- [SHORT PROBLEM]: What follows is a set of records; restate each one word for word and drop the pictures.

Items from a figure collection
* * *

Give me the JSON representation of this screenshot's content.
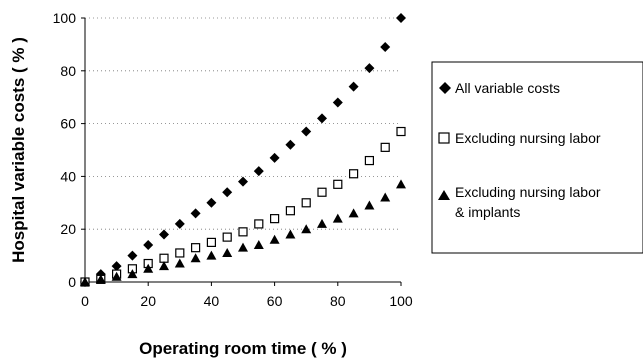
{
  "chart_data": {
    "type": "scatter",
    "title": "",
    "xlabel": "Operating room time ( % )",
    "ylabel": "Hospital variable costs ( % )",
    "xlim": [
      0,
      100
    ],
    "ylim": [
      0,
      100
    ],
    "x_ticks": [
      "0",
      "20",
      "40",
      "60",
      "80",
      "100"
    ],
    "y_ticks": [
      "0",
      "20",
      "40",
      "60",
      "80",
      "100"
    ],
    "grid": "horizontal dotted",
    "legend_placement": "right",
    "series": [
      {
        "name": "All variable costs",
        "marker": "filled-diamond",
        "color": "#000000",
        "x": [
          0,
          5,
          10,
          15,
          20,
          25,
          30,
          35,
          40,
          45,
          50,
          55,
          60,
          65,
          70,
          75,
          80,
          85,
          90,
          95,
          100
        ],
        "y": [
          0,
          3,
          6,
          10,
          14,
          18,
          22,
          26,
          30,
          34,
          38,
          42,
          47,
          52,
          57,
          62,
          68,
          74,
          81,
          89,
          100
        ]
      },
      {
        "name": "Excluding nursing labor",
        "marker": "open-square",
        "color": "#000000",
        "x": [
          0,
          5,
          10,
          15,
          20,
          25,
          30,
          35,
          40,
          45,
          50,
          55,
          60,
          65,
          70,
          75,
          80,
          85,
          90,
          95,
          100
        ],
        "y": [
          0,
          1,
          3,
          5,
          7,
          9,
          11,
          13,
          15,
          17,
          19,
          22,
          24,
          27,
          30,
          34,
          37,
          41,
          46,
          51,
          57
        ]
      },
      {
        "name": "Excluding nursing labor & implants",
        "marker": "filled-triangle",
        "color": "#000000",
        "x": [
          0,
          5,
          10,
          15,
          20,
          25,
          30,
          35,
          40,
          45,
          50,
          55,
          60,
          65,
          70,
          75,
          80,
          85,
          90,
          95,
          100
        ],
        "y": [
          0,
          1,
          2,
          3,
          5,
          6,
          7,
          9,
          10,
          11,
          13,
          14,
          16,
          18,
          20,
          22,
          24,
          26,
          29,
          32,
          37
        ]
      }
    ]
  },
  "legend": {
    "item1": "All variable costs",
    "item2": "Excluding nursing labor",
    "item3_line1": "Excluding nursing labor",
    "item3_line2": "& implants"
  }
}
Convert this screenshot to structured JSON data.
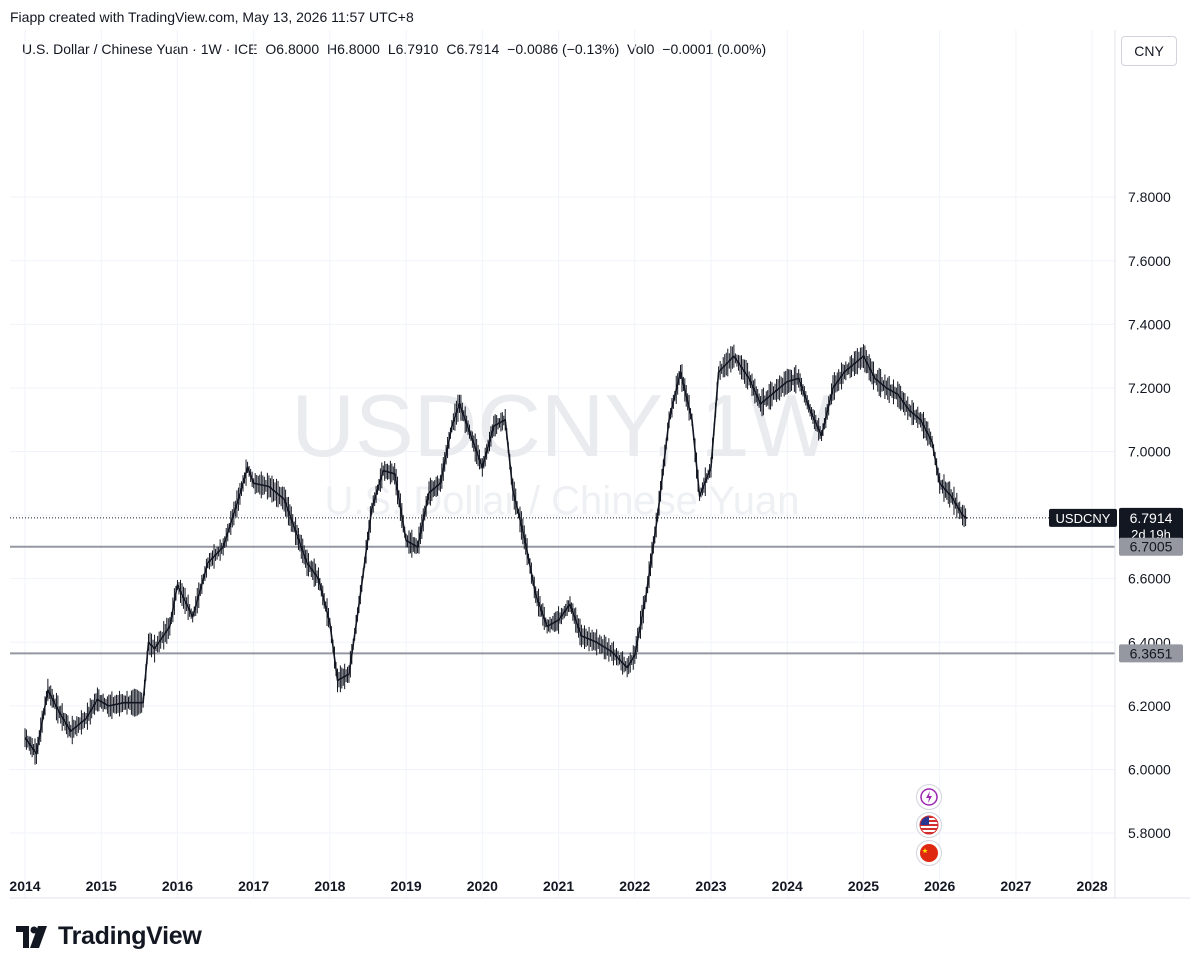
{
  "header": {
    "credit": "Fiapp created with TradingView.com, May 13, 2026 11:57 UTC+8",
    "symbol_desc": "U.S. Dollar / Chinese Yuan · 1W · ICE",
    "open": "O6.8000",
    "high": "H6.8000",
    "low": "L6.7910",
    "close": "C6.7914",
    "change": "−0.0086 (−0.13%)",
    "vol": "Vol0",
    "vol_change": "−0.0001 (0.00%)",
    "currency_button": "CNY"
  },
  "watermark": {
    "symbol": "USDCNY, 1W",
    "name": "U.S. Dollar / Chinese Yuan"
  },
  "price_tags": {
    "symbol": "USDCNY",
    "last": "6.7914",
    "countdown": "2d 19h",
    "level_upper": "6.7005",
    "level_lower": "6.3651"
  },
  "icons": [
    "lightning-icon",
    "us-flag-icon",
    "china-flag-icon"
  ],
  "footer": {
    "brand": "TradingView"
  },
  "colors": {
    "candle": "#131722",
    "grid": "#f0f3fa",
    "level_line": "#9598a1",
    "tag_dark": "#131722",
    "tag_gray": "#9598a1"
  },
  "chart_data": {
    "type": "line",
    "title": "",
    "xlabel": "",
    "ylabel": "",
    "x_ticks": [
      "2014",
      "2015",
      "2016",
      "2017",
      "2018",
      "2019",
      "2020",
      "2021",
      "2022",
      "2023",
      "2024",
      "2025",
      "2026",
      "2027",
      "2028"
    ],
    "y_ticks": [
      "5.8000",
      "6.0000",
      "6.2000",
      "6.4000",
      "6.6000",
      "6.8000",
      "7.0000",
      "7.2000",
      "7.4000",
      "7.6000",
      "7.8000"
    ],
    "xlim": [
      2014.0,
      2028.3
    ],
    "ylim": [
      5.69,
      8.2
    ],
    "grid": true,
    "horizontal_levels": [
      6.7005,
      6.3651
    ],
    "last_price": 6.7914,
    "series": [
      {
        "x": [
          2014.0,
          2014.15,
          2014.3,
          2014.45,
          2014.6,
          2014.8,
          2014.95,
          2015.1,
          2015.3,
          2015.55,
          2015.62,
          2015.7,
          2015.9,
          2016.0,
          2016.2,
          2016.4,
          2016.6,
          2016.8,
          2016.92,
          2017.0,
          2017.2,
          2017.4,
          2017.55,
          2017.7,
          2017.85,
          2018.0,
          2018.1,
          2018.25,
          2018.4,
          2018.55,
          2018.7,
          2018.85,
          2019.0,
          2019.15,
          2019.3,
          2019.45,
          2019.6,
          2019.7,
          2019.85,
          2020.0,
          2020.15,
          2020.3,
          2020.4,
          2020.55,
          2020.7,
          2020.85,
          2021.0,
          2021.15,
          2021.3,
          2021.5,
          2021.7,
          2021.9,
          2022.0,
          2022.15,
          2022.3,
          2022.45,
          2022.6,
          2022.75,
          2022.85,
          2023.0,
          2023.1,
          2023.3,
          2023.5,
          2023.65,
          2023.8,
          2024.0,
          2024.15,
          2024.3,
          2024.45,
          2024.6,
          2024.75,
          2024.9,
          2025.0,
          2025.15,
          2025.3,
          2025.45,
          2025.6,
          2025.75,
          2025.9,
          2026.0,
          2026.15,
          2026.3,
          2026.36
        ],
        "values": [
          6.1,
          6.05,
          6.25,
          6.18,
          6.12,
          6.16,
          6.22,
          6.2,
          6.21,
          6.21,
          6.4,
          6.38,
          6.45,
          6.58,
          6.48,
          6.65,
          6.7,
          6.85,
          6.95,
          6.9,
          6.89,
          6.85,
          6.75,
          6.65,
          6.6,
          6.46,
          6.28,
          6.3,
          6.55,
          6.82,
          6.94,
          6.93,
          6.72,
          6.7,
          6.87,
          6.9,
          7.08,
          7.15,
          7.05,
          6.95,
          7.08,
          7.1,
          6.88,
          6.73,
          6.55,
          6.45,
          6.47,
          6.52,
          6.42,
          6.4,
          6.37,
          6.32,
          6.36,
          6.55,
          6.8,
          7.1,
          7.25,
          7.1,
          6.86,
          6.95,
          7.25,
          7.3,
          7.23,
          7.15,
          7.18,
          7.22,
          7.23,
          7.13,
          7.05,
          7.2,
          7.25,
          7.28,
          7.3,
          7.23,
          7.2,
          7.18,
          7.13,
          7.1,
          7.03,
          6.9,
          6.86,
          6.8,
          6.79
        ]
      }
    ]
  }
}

* * *

- [REPLY TO THE EXERCISE]:
Give me the JSON representation of this screenshot's content.
{
  "chart_data": {
    "type": "scatter",
    "title": "",
    "xlabel": "Operating room time ( % )",
    "ylabel": "Hospital variable costs ( % )",
    "xlim": [
      0,
      100
    ],
    "ylim": [
      0,
      100
    ],
    "x_ticks": [
      "0",
      "20",
      "40",
      "60",
      "80",
      "100"
    ],
    "y_ticks": [
      "0",
      "20",
      "40",
      "60",
      "80",
      "100"
    ],
    "grid": "horizontal dotted",
    "legend_placement": "right",
    "series": [
      {
        "name": "All variable costs",
        "marker": "filled-diamond",
        "color": "#000000",
        "x": [
          0,
          5,
          10,
          15,
          20,
          25,
          30,
          35,
          40,
          45,
          50,
          55,
          60,
          65,
          70,
          75,
          80,
          85,
          90,
          95,
          100
        ],
        "y": [
          0,
          3,
          6,
          10,
          14,
          18,
          22,
          26,
          30,
          34,
          38,
          42,
          47,
          52,
          57,
          62,
          68,
          74,
          81,
          89,
          100
        ]
      },
      {
        "name": "Excluding nursing labor",
        "marker": "open-square",
        "color": "#000000",
        "x": [
          0,
          5,
          10,
          15,
          20,
          25,
          30,
          35,
          40,
          45,
          50,
          55,
          60,
          65,
          70,
          75,
          80,
          85,
          90,
          95,
          100
        ],
        "y": [
          0,
          1,
          3,
          5,
          7,
          9,
          11,
          13,
          15,
          17,
          19,
          22,
          24,
          27,
          30,
          34,
          37,
          41,
          46,
          51,
          57
        ]
      },
      {
        "name": "Excluding nursing labor & implants",
        "marker": "filled-triangle",
        "color": "#000000",
        "x": [
          0,
          5,
          10,
          15,
          20,
          25,
          30,
          35,
          40,
          45,
          50,
          55,
          60,
          65,
          70,
          75,
          80,
          85,
          90,
          95,
          100
        ],
        "y": [
          0,
          1,
          2,
          3,
          5,
          6,
          7,
          9,
          10,
          11,
          13,
          14,
          16,
          18,
          20,
          22,
          24,
          26,
          29,
          32,
          37
        ]
      }
    ]
  },
  "legend": {
    "item1": "All variable costs",
    "item2": "Excluding nursing labor",
    "item3_line1": "Excluding nursing labor",
    "item3_line2": "& implants"
  }
}
Convert this screenshot to structured JSON data.
{
  "header": {
    "credit": "Fiapp created with TradingView.com, May 13, 2026 11:57 UTC+8",
    "symbol_desc": "U.S. Dollar / Chinese Yuan · 1W · ICE",
    "open": "O6.8000",
    "high": "H6.8000",
    "low": "L6.7910",
    "close": "C6.7914",
    "change": "−0.0086 (−0.13%)",
    "vol": "Vol0",
    "vol_change": "−0.0001 (0.00%)",
    "currency_button": "CNY"
  },
  "watermark": {
    "symbol": "USDCNY, 1W",
    "name": "U.S. Dollar / Chinese Yuan"
  },
  "price_tags": {
    "symbol": "USDCNY",
    "last": "6.7914",
    "countdown": "2d 19h",
    "level_upper": "6.7005",
    "level_lower": "6.3651"
  },
  "icons": [
    "lightning-icon",
    "us-flag-icon",
    "china-flag-icon"
  ],
  "footer": {
    "brand": "TradingView"
  },
  "colors": {
    "candle": "#131722",
    "grid": "#f0f3fa",
    "level_line": "#9598a1",
    "tag_dark": "#131722",
    "tag_gray": "#9598a1"
  },
  "chart_data": {
    "type": "line",
    "title": "",
    "xlabel": "",
    "ylabel": "",
    "x_ticks": [
      "2014",
      "2015",
      "2016",
      "2017",
      "2018",
      "2019",
      "2020",
      "2021",
      "2022",
      "2023",
      "2024",
      "2025",
      "2026",
      "2027",
      "2028"
    ],
    "y_ticks": [
      "5.8000",
      "6.0000",
      "6.2000",
      "6.4000",
      "6.6000",
      "6.8000",
      "7.0000",
      "7.2000",
      "7.4000",
      "7.6000",
      "7.8000"
    ],
    "xlim": [
      2014.0,
      2028.3
    ],
    "ylim": [
      5.69,
      8.2
    ],
    "grid": true,
    "horizontal_levels": [
      6.7005,
      6.3651
    ],
    "last_price": 6.7914,
    "series": [
      {
        "x": [
          2014.0,
          2014.15,
          2014.3,
          2014.45,
          2014.6,
          2014.8,
          2014.95,
          2015.1,
          2015.3,
          2015.55,
          2015.62,
          2015.7,
          2015.9,
          2016.0,
          2016.2,
          2016.4,
          2016.6,
          2016.8,
          2016.92,
          2017.0,
          2017.2,
          2017.4,
          2017.55,
          2017.7,
          2017.85,
          2018.0,
          2018.1,
          2018.25,
          2018.4,
          2018.55,
          2018.7,
          2018.85,
          2019.0,
          2019.15,
          2019.3,
          2019.45,
          2019.6,
          2019.7,
          2019.85,
          2020.0,
          2020.15,
          2020.3,
          2020.4,
          2020.55,
          2020.7,
          2020.85,
          2021.0,
          2021.15,
          2021.3,
          2021.5,
          2021.7,
          2021.9,
          2022.0,
          2022.15,
          2022.3,
          2022.45,
          2022.6,
          2022.75,
          2022.85,
          2023.0,
          2023.1,
          2023.3,
          2023.5,
          2023.65,
          2023.8,
          2024.0,
          2024.15,
          2024.3,
          2024.45,
          2024.6,
          2024.75,
          2024.9,
          2025.0,
          2025.15,
          2025.3,
          2025.45,
          2025.6,
          2025.75,
          2025.9,
          2026.0,
          2026.15,
          2026.3,
          2026.36
        ],
        "values": [
          6.1,
          6.05,
          6.25,
          6.18,
          6.12,
          6.16,
          6.22,
          6.2,
          6.21,
          6.21,
          6.4,
          6.38,
          6.45,
          6.58,
          6.48,
          6.65,
          6.7,
          6.85,
          6.95,
          6.9,
          6.89,
          6.85,
          6.75,
          6.65,
          6.6,
          6.46,
          6.28,
          6.3,
          6.55,
          6.82,
          6.94,
          6.93,
          6.72,
          6.7,
          6.87,
          6.9,
          7.08,
          7.15,
          7.05,
          6.95,
          7.08,
          7.1,
          6.88,
          6.73,
          6.55,
          6.45,
          6.47,
          6.52,
          6.42,
          6.4,
          6.37,
          6.32,
          6.36,
          6.55,
          6.8,
          7.1,
          7.25,
          7.1,
          6.86,
          6.95,
          7.25,
          7.3,
          7.23,
          7.15,
          7.18,
          7.22,
          7.23,
          7.13,
          7.05,
          7.2,
          7.25,
          7.28,
          7.3,
          7.23,
          7.2,
          7.18,
          7.13,
          7.1,
          7.03,
          6.9,
          6.86,
          6.8,
          6.79
        ]
      }
    ]
  }
}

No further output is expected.